THE REQUEST: Report only how many lines of the entries below contain the string "ratio".

Figure collection entries:

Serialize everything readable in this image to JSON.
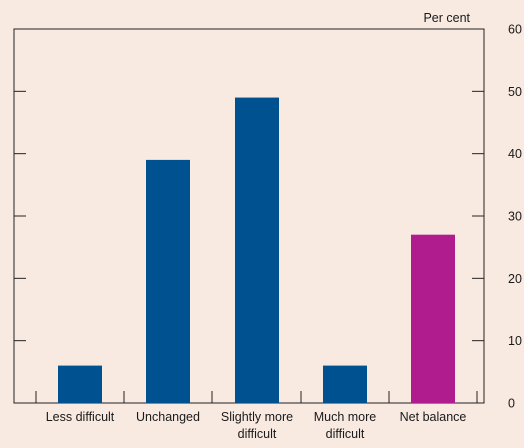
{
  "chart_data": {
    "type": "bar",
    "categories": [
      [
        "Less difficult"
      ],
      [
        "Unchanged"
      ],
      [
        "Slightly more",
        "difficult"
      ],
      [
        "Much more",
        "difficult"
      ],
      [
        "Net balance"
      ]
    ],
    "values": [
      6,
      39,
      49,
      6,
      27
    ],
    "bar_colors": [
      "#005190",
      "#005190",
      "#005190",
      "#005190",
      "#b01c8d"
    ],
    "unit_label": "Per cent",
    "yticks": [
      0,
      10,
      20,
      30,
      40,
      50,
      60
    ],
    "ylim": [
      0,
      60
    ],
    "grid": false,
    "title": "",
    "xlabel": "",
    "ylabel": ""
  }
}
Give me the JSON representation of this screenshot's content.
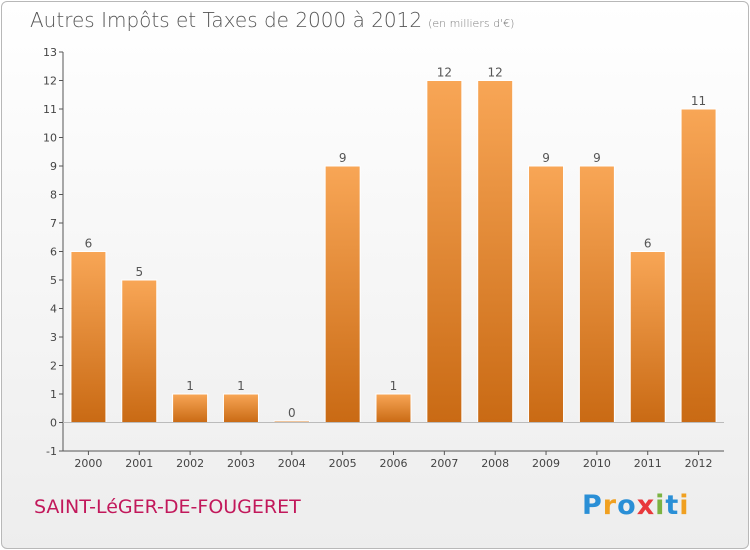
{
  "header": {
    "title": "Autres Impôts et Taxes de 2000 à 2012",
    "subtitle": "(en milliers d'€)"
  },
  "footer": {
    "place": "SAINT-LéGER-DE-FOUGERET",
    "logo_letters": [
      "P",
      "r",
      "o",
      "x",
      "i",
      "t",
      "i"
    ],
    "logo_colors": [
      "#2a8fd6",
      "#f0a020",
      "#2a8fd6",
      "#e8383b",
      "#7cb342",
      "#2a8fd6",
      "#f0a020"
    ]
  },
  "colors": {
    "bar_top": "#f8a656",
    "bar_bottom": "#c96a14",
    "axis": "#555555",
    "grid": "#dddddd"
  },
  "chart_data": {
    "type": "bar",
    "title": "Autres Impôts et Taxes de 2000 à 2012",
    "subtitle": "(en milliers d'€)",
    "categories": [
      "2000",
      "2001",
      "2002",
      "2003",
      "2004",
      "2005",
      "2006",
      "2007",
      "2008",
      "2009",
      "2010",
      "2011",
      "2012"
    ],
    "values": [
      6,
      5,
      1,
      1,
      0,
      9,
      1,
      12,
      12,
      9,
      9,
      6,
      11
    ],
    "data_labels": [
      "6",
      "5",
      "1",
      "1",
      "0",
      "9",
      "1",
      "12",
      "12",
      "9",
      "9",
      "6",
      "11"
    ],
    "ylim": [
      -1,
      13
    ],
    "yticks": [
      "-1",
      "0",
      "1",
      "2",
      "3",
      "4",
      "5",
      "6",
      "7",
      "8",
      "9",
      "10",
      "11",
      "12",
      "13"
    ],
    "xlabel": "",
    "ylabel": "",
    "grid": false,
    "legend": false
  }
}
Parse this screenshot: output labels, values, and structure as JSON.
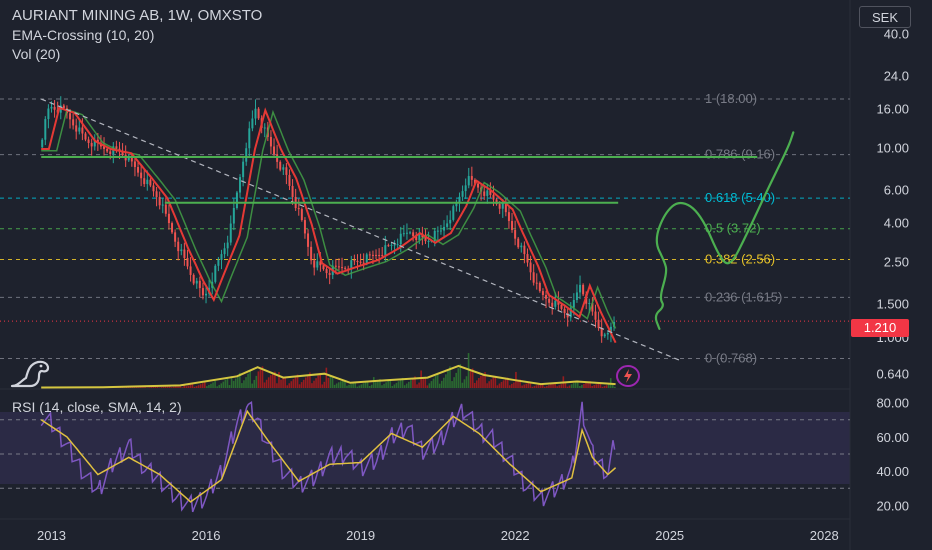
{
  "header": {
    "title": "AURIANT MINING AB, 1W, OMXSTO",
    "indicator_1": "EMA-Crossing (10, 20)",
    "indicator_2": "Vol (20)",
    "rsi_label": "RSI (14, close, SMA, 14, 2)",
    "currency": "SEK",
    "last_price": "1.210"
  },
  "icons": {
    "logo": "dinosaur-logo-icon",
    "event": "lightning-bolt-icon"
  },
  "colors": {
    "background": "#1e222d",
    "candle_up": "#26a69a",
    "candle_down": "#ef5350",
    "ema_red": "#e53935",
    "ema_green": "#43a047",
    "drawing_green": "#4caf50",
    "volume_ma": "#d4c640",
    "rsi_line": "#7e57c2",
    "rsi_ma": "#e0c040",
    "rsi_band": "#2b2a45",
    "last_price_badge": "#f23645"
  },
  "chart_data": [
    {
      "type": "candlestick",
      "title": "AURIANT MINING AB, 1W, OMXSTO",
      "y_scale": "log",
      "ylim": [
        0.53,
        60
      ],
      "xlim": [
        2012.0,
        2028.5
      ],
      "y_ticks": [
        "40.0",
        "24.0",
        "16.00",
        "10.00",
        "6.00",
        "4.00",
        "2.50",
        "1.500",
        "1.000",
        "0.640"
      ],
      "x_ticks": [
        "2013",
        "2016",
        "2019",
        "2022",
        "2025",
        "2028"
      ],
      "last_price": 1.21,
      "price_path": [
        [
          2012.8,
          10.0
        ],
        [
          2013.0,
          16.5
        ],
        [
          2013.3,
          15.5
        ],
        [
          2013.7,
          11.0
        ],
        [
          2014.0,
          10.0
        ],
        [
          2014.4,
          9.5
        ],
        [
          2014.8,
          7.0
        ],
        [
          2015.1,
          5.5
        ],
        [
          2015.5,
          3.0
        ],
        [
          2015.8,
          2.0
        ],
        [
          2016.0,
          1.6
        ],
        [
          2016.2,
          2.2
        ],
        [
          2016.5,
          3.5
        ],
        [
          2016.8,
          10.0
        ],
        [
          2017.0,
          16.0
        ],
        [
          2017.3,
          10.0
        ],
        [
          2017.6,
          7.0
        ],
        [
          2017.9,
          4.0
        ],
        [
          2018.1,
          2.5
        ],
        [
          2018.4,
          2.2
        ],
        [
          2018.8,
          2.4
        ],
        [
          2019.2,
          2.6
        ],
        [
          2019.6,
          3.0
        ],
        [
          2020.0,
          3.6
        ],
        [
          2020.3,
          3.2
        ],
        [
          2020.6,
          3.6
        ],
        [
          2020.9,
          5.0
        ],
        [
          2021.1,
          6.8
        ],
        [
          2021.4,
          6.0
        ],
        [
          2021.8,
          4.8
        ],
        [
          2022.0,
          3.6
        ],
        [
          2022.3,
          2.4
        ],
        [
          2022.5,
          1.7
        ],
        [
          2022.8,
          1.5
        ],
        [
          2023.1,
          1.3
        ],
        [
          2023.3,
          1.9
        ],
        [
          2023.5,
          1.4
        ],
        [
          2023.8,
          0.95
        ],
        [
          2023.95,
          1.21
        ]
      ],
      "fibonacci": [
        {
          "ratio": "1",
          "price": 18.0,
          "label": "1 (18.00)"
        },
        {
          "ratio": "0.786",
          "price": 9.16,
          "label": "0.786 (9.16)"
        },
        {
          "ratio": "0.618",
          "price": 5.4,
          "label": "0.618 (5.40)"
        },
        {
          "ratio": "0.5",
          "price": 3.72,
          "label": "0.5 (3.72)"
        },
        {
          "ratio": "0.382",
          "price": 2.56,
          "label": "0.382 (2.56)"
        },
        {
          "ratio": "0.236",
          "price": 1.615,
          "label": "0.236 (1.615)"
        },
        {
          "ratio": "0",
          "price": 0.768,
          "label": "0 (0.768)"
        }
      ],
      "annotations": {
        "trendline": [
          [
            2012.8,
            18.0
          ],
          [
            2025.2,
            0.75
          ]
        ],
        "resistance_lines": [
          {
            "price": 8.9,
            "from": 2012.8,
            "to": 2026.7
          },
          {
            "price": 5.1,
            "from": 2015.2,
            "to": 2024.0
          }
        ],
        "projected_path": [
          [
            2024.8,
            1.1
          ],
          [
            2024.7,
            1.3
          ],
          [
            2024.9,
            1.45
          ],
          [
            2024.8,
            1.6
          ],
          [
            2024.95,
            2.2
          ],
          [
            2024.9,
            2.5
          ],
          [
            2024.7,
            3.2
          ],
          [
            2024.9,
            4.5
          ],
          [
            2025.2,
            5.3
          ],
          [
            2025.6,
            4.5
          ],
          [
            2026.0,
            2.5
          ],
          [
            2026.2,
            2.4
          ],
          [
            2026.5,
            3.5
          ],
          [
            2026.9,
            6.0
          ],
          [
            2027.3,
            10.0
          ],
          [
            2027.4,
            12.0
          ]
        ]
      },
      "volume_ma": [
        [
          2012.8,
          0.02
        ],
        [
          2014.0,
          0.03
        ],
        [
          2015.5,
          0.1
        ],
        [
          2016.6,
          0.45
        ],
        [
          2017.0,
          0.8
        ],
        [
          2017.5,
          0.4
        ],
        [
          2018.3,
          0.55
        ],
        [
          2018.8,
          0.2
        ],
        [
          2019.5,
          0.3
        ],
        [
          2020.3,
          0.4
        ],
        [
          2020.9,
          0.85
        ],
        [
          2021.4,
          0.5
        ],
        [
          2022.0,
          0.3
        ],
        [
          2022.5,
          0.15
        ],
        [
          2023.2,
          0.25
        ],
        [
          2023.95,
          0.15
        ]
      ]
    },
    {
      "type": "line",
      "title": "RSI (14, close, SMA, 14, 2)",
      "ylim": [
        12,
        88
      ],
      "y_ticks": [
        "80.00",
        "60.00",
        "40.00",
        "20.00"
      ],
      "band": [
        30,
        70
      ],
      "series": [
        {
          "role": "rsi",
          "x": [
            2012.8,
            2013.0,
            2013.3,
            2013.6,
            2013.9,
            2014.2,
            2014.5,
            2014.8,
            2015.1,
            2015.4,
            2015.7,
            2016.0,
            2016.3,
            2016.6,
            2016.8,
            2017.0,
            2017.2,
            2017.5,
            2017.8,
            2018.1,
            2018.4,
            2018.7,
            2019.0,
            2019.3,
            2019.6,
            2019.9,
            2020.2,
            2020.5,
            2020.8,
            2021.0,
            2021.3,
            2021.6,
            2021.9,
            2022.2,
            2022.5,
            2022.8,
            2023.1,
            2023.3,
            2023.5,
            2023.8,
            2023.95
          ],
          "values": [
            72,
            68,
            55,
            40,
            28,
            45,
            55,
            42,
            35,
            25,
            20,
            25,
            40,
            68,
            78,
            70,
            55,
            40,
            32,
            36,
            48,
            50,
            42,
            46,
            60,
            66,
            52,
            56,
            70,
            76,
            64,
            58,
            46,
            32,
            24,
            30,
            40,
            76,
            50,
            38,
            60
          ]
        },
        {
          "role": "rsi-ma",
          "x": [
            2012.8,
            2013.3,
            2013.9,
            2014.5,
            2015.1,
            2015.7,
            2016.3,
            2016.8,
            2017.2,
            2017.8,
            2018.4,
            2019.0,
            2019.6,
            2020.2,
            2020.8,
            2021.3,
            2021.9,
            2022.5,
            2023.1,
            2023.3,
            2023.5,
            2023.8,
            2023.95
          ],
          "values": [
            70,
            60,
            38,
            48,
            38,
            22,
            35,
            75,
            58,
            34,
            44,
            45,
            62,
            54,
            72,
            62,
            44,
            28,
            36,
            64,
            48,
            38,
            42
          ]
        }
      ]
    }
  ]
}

WRITTEN ANSWER: 7